-- The records start --

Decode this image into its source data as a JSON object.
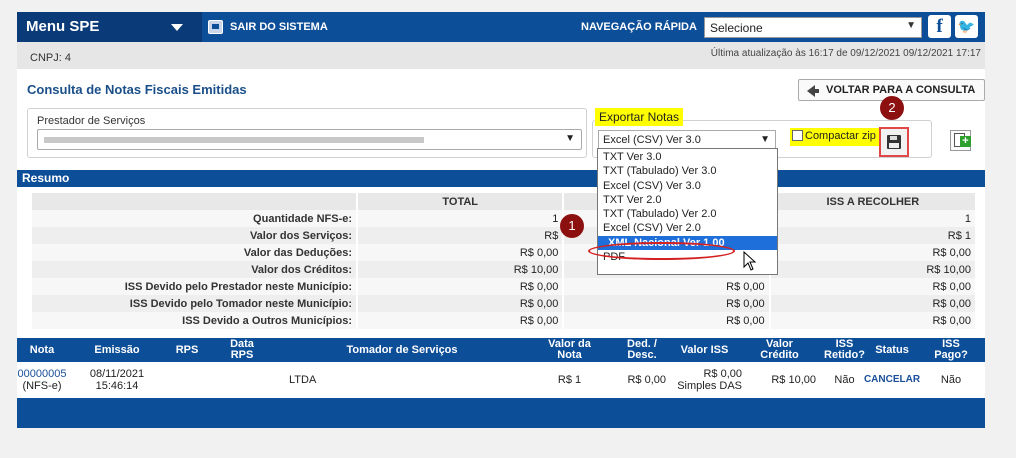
{
  "topbar": {
    "menu_label": "Menu SPE",
    "sair_label": "SAIR DO SISTEMA",
    "nav_label": "NAVEGAÇÃO RÁPIDA",
    "nav_select_value": "Selecione",
    "facebook_glyph": "f",
    "twitter_glyph": "🐦"
  },
  "infobar": {
    "cnpj": "CNPJ: 4",
    "ultima": "Última atualização às 16:17 de 09/12/2021  09/12/2021 17:17"
  },
  "page": {
    "title": "Consulta de Notas Fiscais Emitidas",
    "voltar_label": "VOLTAR PARA A CONSULTA"
  },
  "prestador": {
    "label": "Prestador de Serviços"
  },
  "exportar": {
    "legend": "Exportar Notas",
    "selected": "Excel (CSV) Ver 3.0",
    "compactar_label": "Compactar zip",
    "options": [
      "TXT Ver 3.0",
      "TXT (Tabulado) Ver 3.0",
      "Excel (CSV) Ver 3.0",
      "TXT Ver 2.0",
      "TXT (Tabulado) Ver 2.0",
      "Excel (CSV) Ver 2.0",
      "XML Nacional Ver 1.00",
      "PDF"
    ],
    "highlighted_option": "XML Nacional Ver 1.00"
  },
  "badges": {
    "one": "1",
    "two": "2"
  },
  "resumo": {
    "title": "Resumo",
    "col_total": "TOTAL",
    "col_iss_recolher": "ISS A RECOLHER",
    "rows": [
      {
        "label": "Quantidade NFS-e:",
        "total": "1",
        "mid": "",
        "recolher": "1"
      },
      {
        "label": "Valor dos Serviços:",
        "total": "R$",
        "mid": "",
        "recolher": "R$ 1"
      },
      {
        "label": "Valor das Deduções:",
        "total": "R$ 0,00",
        "mid": "",
        "recolher": "R$ 0,00"
      },
      {
        "label": "Valor dos Créditos:",
        "total": "R$ 10,00",
        "mid": "R$ 0,00",
        "recolher": "R$ 10,00"
      },
      {
        "label": "ISS Devido pelo Prestador neste Município:",
        "total": "R$ 0,00",
        "mid": "R$ 0,00",
        "recolher": "R$ 0,00"
      },
      {
        "label": "ISS Devido pelo Tomador neste Município:",
        "total": "R$ 0,00",
        "mid": "R$ 0,00",
        "recolher": "R$ 0,00"
      },
      {
        "label": "ISS Devido a Outros Municípios:",
        "total": "R$ 0,00",
        "mid": "R$ 0,00",
        "recolher": "R$ 0,00"
      }
    ]
  },
  "notas": {
    "headers": [
      "Nota",
      "Emissão",
      "RPS",
      "Data RPS",
      "Tomador de Serviços",
      "Valor da Nota",
      "Ded. / Desc.",
      "Valor ISS",
      "Valor Crédito",
      "ISS Retido?",
      "Status",
      "ISS Pago?"
    ],
    "row": {
      "nota": "00000005",
      "nota_tipo": "(NFS-e)",
      "emissao_data": "08/11/2021",
      "emissao_hora": "15:46:14",
      "rps": "",
      "data_rps": "",
      "tomador": "LTDA",
      "valor_nota": "R$ 1",
      "ded_desc": "R$ 0,00",
      "valor_iss": "R$ 0,00",
      "valor_iss_sub": "Simples DAS",
      "valor_credito": "R$ 10,00",
      "iss_retido": "Não",
      "status": "CANCELAR",
      "iss_pago": "Não"
    }
  },
  "colors": {
    "brand": "#0d4e98",
    "highlight": "#ffff00",
    "badge": "#8c1010",
    "selection": "#1e6fd9"
  }
}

-- The records end --

[Task objective]
Copy the data exactly. Any picture it contains is to be omitted.

[Completed task]
Decode this image into its source data as a JSON object.
{
  "topbar": {
    "menu_label": "Menu SPE",
    "sair_label": "SAIR DO SISTEMA",
    "nav_label": "NAVEGAÇÃO RÁPIDA",
    "nav_select_value": "Selecione",
    "facebook_glyph": "f",
    "twitter_glyph": "🐦"
  },
  "infobar": {
    "cnpj": "CNPJ: 4",
    "ultima": "Última atualização às 16:17 de 09/12/2021  09/12/2021 17:17"
  },
  "page": {
    "title": "Consulta de Notas Fiscais Emitidas",
    "voltar_label": "VOLTAR PARA A CONSULTA"
  },
  "prestador": {
    "label": "Prestador de Serviços"
  },
  "exportar": {
    "legend": "Exportar Notas",
    "selected": "Excel (CSV) Ver 3.0",
    "compactar_label": "Compactar zip",
    "options": [
      "TXT Ver 3.0",
      "TXT (Tabulado) Ver 3.0",
      "Excel (CSV) Ver 3.0",
      "TXT Ver 2.0",
      "TXT (Tabulado) Ver 2.0",
      "Excel (CSV) Ver 2.0",
      "XML Nacional Ver 1.00",
      "PDF"
    ],
    "highlighted_option": "XML Nacional Ver 1.00"
  },
  "badges": {
    "one": "1",
    "two": "2"
  },
  "resumo": {
    "title": "Resumo",
    "col_total": "TOTAL",
    "col_iss_recolher": "ISS A RECOLHER",
    "rows": [
      {
        "label": "Quantidade NFS-e:",
        "total": "1",
        "mid": "",
        "recolher": "1"
      },
      {
        "label": "Valor dos Serviços:",
        "total": "R$",
        "mid": "",
        "recolher": "R$ 1"
      },
      {
        "label": "Valor das Deduções:",
        "total": "R$ 0,00",
        "mid": "",
        "recolher": "R$ 0,00"
      },
      {
        "label": "Valor dos Créditos:",
        "total": "R$ 10,00",
        "mid": "R$ 0,00",
        "recolher": "R$ 10,00"
      },
      {
        "label": "ISS Devido pelo Prestador neste Município:",
        "total": "R$ 0,00",
        "mid": "R$ 0,00",
        "recolher": "R$ 0,00"
      },
      {
        "label": "ISS Devido pelo Tomador neste Município:",
        "total": "R$ 0,00",
        "mid": "R$ 0,00",
        "recolher": "R$ 0,00"
      },
      {
        "label": "ISS Devido a Outros Municípios:",
        "total": "R$ 0,00",
        "mid": "R$ 0,00",
        "recolher": "R$ 0,00"
      }
    ]
  },
  "notas": {
    "headers": [
      "Nota",
      "Emissão",
      "RPS",
      "Data RPS",
      "Tomador de Serviços",
      "Valor da Nota",
      "Ded. / Desc.",
      "Valor ISS",
      "Valor Crédito",
      "ISS Retido?",
      "Status",
      "ISS Pago?"
    ],
    "row": {
      "nota": "00000005",
      "nota_tipo": "(NFS-e)",
      "emissao_data": "08/11/2021",
      "emissao_hora": "15:46:14",
      "rps": "",
      "data_rps": "",
      "tomador": "LTDA",
      "valor_nota": "R$ 1",
      "ded_desc": "R$ 0,00",
      "valor_iss": "R$ 0,00",
      "valor_iss_sub": "Simples DAS",
      "valor_credito": "R$ 10,00",
      "iss_retido": "Não",
      "status": "CANCELAR",
      "iss_pago": "Não"
    }
  },
  "colors": {
    "brand": "#0d4e98",
    "highlight": "#ffff00",
    "badge": "#8c1010",
    "selection": "#1e6fd9"
  }
}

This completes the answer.